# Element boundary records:
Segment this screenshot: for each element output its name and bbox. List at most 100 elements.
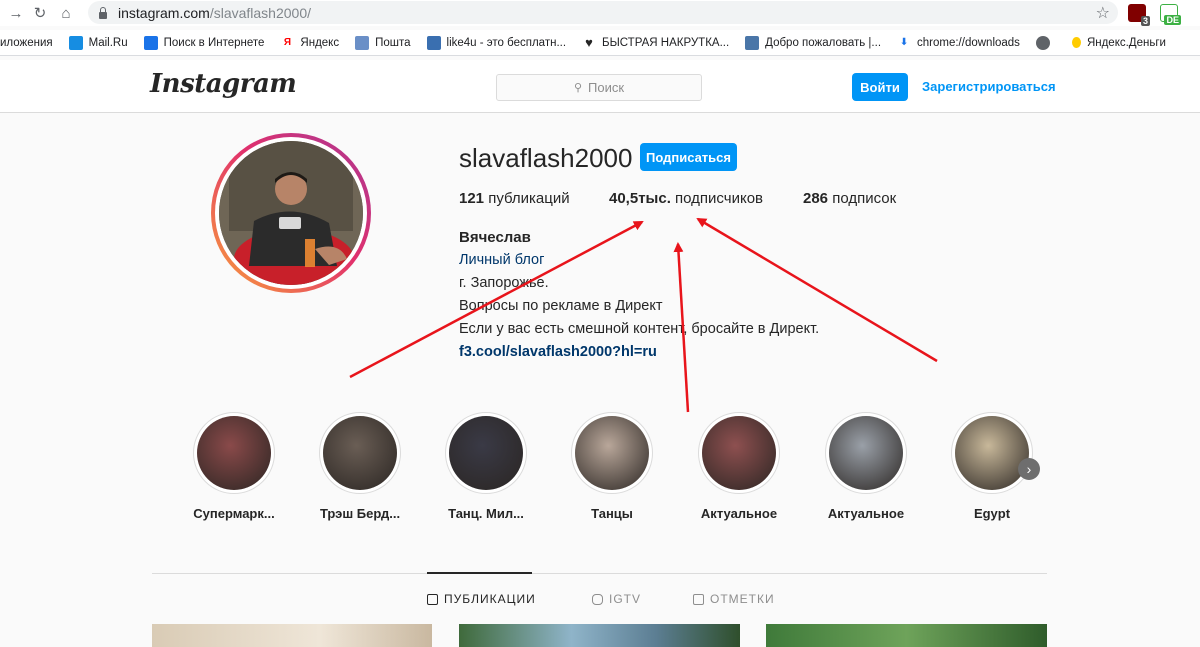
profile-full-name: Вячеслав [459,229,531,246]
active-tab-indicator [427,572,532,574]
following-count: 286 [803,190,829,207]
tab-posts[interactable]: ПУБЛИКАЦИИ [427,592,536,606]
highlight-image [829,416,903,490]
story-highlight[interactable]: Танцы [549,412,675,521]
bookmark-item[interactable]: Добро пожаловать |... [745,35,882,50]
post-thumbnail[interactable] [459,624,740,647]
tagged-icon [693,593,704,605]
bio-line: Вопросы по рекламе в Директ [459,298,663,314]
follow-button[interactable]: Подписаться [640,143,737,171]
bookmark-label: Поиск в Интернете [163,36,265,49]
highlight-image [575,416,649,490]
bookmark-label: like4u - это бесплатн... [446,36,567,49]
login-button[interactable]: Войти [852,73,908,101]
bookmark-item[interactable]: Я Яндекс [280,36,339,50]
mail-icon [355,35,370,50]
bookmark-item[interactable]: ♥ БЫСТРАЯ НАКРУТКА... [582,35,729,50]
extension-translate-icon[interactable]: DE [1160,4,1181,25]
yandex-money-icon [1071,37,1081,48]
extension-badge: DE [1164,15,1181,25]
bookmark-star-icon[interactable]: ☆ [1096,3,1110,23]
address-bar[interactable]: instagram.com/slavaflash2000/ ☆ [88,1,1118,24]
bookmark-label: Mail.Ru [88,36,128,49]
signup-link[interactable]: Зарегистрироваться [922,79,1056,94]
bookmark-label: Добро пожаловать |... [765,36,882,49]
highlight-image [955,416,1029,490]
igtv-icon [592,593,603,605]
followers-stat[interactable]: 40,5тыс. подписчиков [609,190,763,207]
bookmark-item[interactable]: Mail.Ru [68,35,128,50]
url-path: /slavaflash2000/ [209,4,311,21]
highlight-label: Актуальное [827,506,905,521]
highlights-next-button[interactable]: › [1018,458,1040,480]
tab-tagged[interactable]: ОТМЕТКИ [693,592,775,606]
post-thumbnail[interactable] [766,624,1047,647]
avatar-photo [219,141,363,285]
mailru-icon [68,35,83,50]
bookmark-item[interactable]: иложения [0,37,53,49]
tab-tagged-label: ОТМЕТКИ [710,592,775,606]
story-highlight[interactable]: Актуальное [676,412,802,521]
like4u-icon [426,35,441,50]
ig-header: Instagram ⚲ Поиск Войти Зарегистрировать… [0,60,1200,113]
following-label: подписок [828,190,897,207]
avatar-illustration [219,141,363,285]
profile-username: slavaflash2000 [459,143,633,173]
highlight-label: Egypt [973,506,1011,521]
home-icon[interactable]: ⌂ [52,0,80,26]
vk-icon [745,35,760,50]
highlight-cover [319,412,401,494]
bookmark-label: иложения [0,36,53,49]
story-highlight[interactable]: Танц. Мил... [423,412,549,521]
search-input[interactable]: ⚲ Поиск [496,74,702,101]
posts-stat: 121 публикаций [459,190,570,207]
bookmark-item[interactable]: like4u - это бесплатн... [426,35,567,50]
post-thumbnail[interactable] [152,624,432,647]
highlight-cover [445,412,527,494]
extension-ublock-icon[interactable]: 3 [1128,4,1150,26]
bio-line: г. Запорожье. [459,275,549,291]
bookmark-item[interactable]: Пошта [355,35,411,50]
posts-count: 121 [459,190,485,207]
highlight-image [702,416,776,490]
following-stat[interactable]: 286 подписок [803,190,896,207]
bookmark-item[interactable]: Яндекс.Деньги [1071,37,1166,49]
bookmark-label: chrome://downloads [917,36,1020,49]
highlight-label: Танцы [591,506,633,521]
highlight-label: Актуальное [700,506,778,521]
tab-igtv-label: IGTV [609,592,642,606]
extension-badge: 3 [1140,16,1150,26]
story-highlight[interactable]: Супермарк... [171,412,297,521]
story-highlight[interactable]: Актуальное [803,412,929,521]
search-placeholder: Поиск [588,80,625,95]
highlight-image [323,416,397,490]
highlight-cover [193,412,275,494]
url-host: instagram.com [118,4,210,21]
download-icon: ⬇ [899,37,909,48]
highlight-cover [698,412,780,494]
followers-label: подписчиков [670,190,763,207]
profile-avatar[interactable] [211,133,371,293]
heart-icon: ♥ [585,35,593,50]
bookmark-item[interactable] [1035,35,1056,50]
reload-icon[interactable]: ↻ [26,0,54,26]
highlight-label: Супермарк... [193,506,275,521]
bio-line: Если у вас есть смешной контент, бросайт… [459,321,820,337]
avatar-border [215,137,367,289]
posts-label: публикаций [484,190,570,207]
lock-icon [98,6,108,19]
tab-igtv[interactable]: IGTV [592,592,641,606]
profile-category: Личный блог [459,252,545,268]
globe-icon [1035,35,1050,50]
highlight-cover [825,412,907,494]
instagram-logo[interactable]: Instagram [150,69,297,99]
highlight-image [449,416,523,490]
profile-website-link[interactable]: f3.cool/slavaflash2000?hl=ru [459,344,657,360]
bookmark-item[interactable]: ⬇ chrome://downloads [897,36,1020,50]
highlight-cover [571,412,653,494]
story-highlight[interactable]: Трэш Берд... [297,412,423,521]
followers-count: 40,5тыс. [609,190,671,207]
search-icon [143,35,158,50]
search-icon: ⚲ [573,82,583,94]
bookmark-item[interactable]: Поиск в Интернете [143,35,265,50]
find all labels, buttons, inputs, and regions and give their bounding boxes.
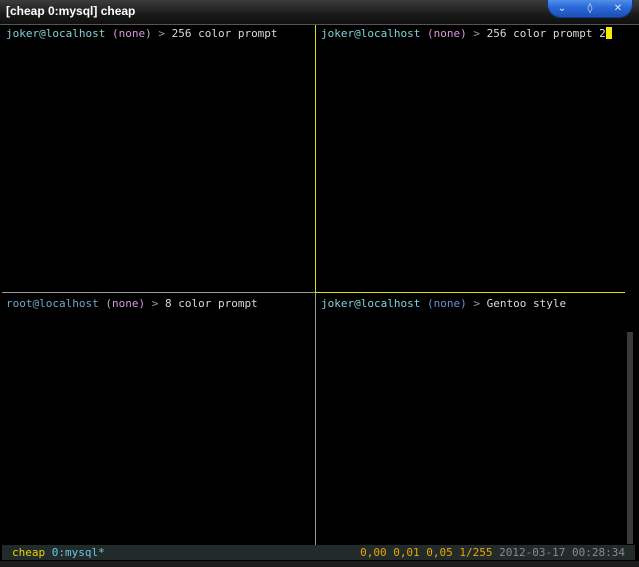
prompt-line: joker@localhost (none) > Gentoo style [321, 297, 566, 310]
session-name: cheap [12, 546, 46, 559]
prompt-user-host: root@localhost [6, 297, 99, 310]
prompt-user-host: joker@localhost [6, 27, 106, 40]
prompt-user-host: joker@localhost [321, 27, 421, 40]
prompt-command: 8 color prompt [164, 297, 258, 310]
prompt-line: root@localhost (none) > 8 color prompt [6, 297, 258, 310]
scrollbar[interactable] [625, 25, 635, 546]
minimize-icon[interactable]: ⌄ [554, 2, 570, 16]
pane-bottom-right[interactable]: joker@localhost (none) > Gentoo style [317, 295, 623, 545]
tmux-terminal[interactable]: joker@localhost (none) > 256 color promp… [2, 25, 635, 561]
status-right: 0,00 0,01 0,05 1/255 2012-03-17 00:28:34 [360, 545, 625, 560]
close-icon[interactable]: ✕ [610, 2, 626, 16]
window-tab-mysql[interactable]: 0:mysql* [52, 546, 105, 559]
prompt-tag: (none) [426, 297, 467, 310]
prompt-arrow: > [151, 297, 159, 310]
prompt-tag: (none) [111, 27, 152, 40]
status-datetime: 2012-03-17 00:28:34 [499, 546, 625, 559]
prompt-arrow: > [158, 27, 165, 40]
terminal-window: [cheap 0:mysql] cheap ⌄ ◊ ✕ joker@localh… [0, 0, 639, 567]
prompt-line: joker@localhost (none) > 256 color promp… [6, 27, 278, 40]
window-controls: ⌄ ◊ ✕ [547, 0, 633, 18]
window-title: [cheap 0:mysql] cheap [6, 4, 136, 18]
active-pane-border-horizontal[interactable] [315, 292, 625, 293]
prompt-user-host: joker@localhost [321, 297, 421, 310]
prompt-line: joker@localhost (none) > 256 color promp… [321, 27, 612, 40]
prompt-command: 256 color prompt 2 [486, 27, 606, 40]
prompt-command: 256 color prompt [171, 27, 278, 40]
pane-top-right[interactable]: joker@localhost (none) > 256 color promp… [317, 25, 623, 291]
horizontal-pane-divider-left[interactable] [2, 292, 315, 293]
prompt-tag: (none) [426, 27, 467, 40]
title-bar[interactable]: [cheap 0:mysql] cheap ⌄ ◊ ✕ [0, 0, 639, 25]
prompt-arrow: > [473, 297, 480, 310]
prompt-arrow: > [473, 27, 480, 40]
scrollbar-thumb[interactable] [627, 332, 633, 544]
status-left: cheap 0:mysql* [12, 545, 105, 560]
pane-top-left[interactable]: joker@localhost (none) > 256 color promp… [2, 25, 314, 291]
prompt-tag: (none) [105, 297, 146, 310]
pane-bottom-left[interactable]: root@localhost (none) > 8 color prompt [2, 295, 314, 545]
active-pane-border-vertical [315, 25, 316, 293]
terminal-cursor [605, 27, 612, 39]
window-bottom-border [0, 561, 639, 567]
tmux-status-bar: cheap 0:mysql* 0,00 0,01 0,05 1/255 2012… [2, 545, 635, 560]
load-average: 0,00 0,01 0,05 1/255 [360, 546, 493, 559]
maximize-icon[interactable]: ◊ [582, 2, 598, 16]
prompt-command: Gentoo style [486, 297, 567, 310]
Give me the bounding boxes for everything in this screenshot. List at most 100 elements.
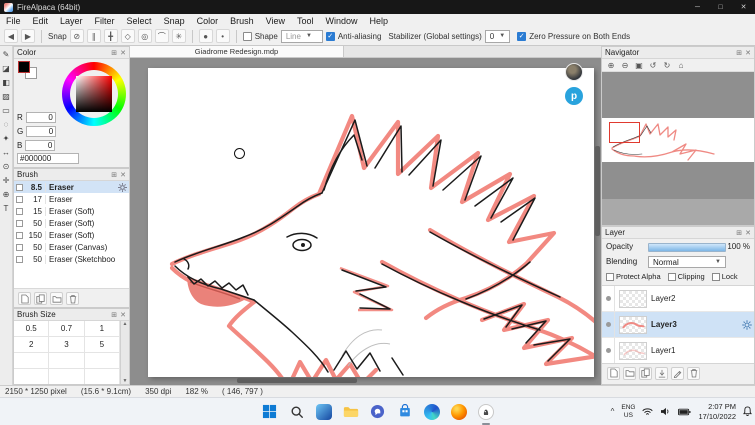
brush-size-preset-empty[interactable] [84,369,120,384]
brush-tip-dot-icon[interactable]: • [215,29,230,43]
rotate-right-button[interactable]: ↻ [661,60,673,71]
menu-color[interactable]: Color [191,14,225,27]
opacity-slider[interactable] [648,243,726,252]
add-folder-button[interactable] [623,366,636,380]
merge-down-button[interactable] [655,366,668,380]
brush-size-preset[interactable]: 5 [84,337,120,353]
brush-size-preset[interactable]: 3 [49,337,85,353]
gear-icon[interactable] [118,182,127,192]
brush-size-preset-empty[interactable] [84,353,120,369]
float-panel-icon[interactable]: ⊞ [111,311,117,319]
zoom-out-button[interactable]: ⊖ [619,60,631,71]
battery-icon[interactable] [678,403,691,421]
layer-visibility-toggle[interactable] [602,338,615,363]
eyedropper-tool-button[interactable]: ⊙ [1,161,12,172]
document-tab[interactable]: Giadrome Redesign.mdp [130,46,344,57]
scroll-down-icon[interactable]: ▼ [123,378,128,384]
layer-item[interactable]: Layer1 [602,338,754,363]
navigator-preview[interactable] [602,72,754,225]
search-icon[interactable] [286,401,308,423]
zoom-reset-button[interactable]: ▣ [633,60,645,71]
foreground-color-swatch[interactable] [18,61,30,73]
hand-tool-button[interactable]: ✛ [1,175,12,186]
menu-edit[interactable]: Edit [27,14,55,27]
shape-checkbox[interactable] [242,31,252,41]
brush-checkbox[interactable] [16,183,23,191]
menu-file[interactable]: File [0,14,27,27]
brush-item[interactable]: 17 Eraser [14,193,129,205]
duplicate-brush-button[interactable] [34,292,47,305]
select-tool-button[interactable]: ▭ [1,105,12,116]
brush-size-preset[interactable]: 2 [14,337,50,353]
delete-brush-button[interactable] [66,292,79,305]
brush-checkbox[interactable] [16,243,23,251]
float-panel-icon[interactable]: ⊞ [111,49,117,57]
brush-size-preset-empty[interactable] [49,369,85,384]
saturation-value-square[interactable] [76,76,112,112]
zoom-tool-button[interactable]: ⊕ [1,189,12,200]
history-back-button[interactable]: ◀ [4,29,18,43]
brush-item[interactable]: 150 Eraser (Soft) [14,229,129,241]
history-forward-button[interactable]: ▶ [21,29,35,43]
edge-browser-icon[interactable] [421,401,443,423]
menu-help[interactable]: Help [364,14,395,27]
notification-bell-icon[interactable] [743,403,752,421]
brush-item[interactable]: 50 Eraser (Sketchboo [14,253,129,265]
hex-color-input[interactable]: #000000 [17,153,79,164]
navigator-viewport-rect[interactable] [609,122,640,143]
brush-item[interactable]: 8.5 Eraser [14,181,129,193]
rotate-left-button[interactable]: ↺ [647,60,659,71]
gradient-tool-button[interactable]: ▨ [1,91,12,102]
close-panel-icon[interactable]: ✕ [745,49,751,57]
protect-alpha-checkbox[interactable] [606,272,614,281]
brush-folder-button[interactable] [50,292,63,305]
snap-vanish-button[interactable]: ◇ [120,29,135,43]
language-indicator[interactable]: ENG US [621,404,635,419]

# EXERCISE REQUIREMENTS:
Rewrite the material between the lines holding "brush-size-preset-empty[interactable] [84,369,120,384]" and "navigator-preview[interactable] [602,72,754,225]", inclusive, swapping "Layer1" for "Sketch Layer" and changing nothing else.

# EXERCISE SOLUTION:
brush-size-preset-empty[interactable] [84,369,120,384]
brush-tip-dot-icon[interactable]: • [215,29,230,43]
rotate-right-button[interactable]: ↻ [661,60,673,71]
menu-color[interactable]: Color [191,14,225,27]
opacity-slider[interactable] [648,243,726,252]
add-folder-button[interactable] [623,366,636,380]
merge-down-button[interactable] [655,366,668,380]
brush-size-preset[interactable]: 5 [84,337,120,353]
brush-size-preset[interactable]: 3 [49,337,85,353]
gear-icon[interactable] [118,182,127,192]
brush-size-preset-empty[interactable] [84,353,120,369]
float-panel-icon[interactable]: ⊞ [111,311,117,319]
zoom-out-button[interactable]: ⊖ [619,60,631,71]
battery-icon[interactable] [678,403,691,421]
layer-visibility-toggle[interactable] [602,338,615,363]
eyedropper-tool-button[interactable]: ⊙ [1,161,12,172]
document-tab[interactable]: Giadrome Redesign.mdp [130,46,344,57]
scroll-down-icon[interactable]: ▼ [123,378,128,384]
layer-item[interactable]: Sketch Layer [602,338,754,363]
navigator-preview[interactable] [602,72,754,225]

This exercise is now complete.